Go over the entries below line by line, copying each one that contains the word "Energy".

:: Data supplied ::

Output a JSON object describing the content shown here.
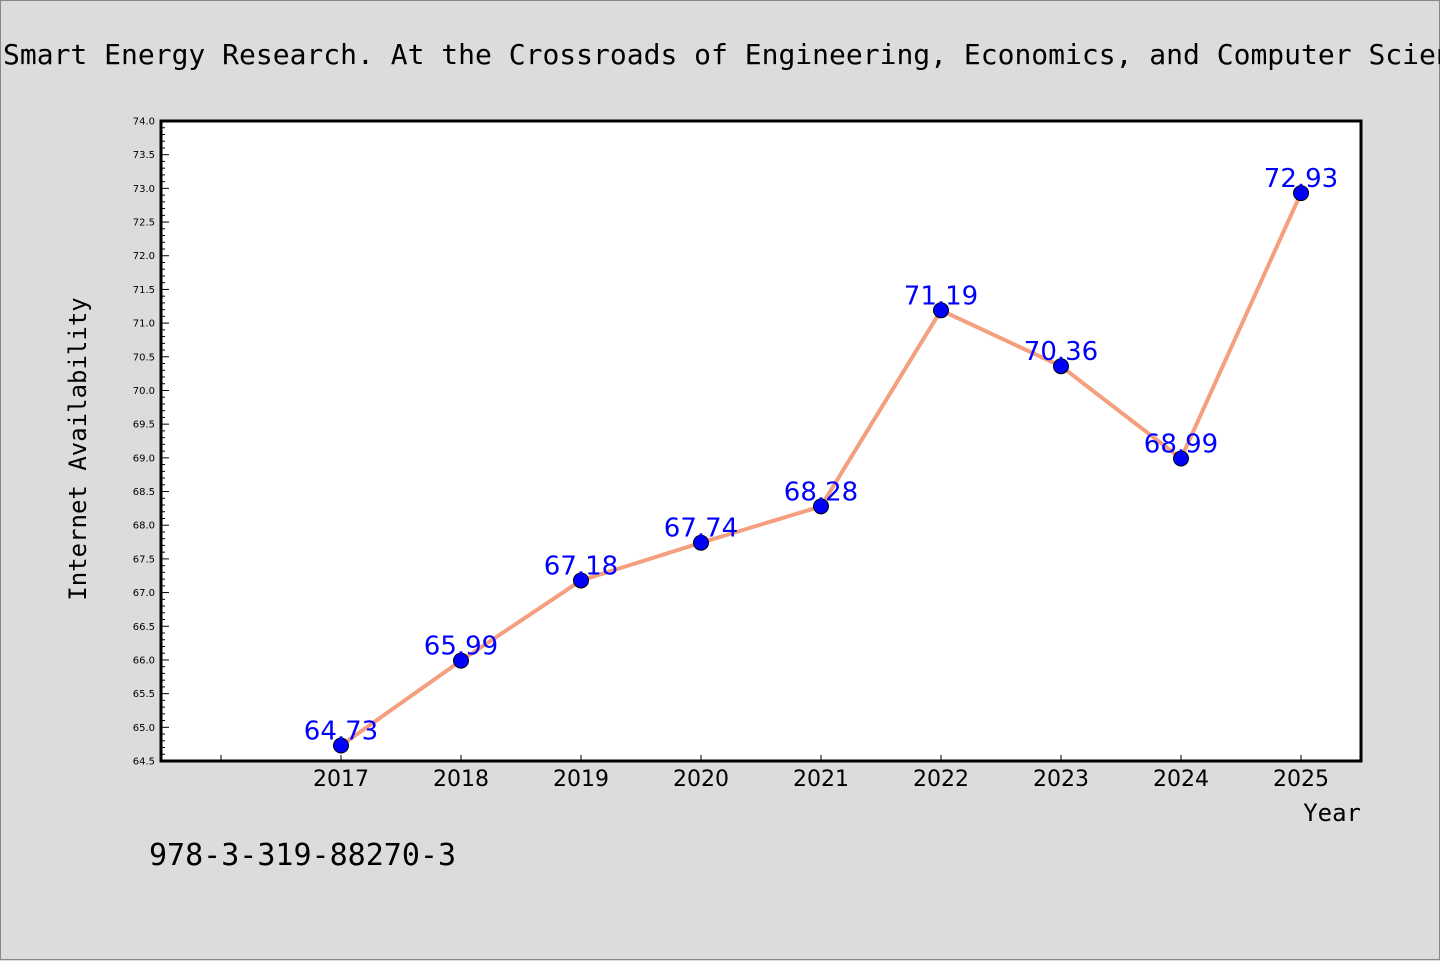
{
  "header": {
    "title": "Smart Energy Research. At the Crossroads of Engineering, Economics, and Computer Science"
  },
  "footer": {
    "code": "978-3-319-88270-3"
  },
  "chart_data": {
    "type": "line",
    "title": "Smart Energy Research. At the Crossroads of Engineering, Economics, and Computer Science",
    "xlabel": "Year",
    "ylabel": "Internet Availability",
    "x": [
      "2017",
      "2018",
      "2019",
      "2020",
      "2021",
      "2022",
      "2023",
      "2024",
      "2025"
    ],
    "values": [
      64.73,
      65.99,
      67.18,
      67.74,
      68.28,
      71.19,
      70.36,
      68.99,
      72.93
    ],
    "data_labels": [
      "64.73",
      "65.99",
      "67.18",
      "67.74",
      "68.28",
      "71.19",
      "70.36",
      "68.99",
      "72.93"
    ],
    "ylim": [
      64.5,
      74.0
    ],
    "yticks": [
      "64.5",
      "65.0",
      "65.5",
      "66.0",
      "66.5",
      "67.0",
      "67.5",
      "68.0",
      "68.5",
      "69.0",
      "69.5",
      "70.0",
      "70.5",
      "71.0",
      "71.5",
      "72.0",
      "72.5",
      "73.0",
      "73.5",
      "74.0"
    ],
    "grid": false,
    "legend": "none",
    "colors": {
      "line": "#f4a07e",
      "marker": "#0000ff",
      "marker_edge": "#000000",
      "data_label": "#0000ff",
      "plot_background": "#ffffff",
      "figure_background": "#dcdcdc"
    }
  }
}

:::

Solution for this task
    "title": "Smart Energy Research. At the Crossroads of Engineering, Economics, and Computer Science"
    "title": "Smart Energy Research. At the Crossroads of Engineering, Economics, and Computer Science",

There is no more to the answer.